- [Data excerpts]
<<<<
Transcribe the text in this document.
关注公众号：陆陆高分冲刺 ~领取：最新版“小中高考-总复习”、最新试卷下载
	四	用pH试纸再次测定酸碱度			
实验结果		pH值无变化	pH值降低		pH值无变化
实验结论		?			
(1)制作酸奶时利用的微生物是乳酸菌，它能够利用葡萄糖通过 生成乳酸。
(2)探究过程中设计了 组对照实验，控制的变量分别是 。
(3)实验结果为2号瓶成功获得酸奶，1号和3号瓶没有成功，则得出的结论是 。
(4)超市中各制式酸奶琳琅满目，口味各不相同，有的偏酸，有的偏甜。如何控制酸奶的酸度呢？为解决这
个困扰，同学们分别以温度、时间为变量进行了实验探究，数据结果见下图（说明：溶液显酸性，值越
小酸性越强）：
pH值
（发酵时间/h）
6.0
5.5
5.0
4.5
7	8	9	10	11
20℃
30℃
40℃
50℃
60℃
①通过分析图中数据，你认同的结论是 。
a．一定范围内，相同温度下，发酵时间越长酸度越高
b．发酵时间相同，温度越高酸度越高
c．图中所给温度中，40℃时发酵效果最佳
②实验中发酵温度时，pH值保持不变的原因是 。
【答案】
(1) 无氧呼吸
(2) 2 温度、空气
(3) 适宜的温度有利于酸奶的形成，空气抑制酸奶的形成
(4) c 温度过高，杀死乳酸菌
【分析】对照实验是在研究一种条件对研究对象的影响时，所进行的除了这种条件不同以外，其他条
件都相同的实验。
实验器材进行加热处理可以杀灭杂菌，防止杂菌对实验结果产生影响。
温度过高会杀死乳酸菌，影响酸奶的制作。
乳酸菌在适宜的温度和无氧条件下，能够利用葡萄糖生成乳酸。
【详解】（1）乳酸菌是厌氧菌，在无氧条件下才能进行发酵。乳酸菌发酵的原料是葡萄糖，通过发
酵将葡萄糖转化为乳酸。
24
>>>>
- [What the task asks]
Go through the records above and retype each one exactly.

- [Solution to this exercise]
Transcribe the text in this document.
关注公众号：陆陆高分冲刺 ~领取：最新版“小中高考-总复习”、最新试卷下载
	四	用pH试纸再次测定酸碱度			
实验结果		pH值无变化	pH值降低		pH值无变化
实验结论		?			
(1)制作酸奶时利用的微生物是乳酸菌，它能够利用葡萄糖通过 生成乳酸。
(2)探究过程中设计了 组对照实验，控制的变量分别是 。
(3)实验结果为2号瓶成功获得酸奶，1号和3号瓶没有成功，则得出的结论是 。
(4)超市中各制式酸奶琳琅满目，口味各不相同，有的偏酸，有的偏甜。如何控制酸奶的酸度呢？为解决这
个困扰，同学们分别以温度、时间为变量进行了实验探究，数据结果见下图（说明：溶液显酸性，值越
小酸性越强）：
pH值
（发酵时间/h）
6.0
5.5
5.0
4.5
7	8	9	10	11
20℃
30℃
40℃
50℃
60℃
①通过分析图中数据，你认同的结论是 。
a．一定范围内，相同温度下，发酵时间越长酸度越高
b．发酵时间相同，温度越高酸度越高
c．图中所给温度中，40℃时发酵效果最佳
②实验中发酵温度时，pH值保持不变的原因是 。
【答案】
(1) 无氧呼吸
(2) 2 温度、空气
(3) 适宜的温度有利于酸奶的形成，空气抑制酸奶的形成
(4) c 温度过高，杀死乳酸菌
【分析】对照实验是在研究一种条件对研究对象的影响时，所进行的除了这种条件不同以外，其他条
件都相同的实验。
实验器材进行加热处理可以杀灭杂菌，防止杂菌对实验结果产生影响。
温度过高会杀死乳酸菌，影响酸奶的制作。
乳酸菌在适宜的温度和无氧条件下，能够利用葡萄糖生成乳酸。
【详解】（1）乳酸菌是厌氧菌，在无氧条件下才能进行发酵。乳酸菌发酵的原料是葡萄糖，通过发
酵将葡萄糖转化为乳酸。
24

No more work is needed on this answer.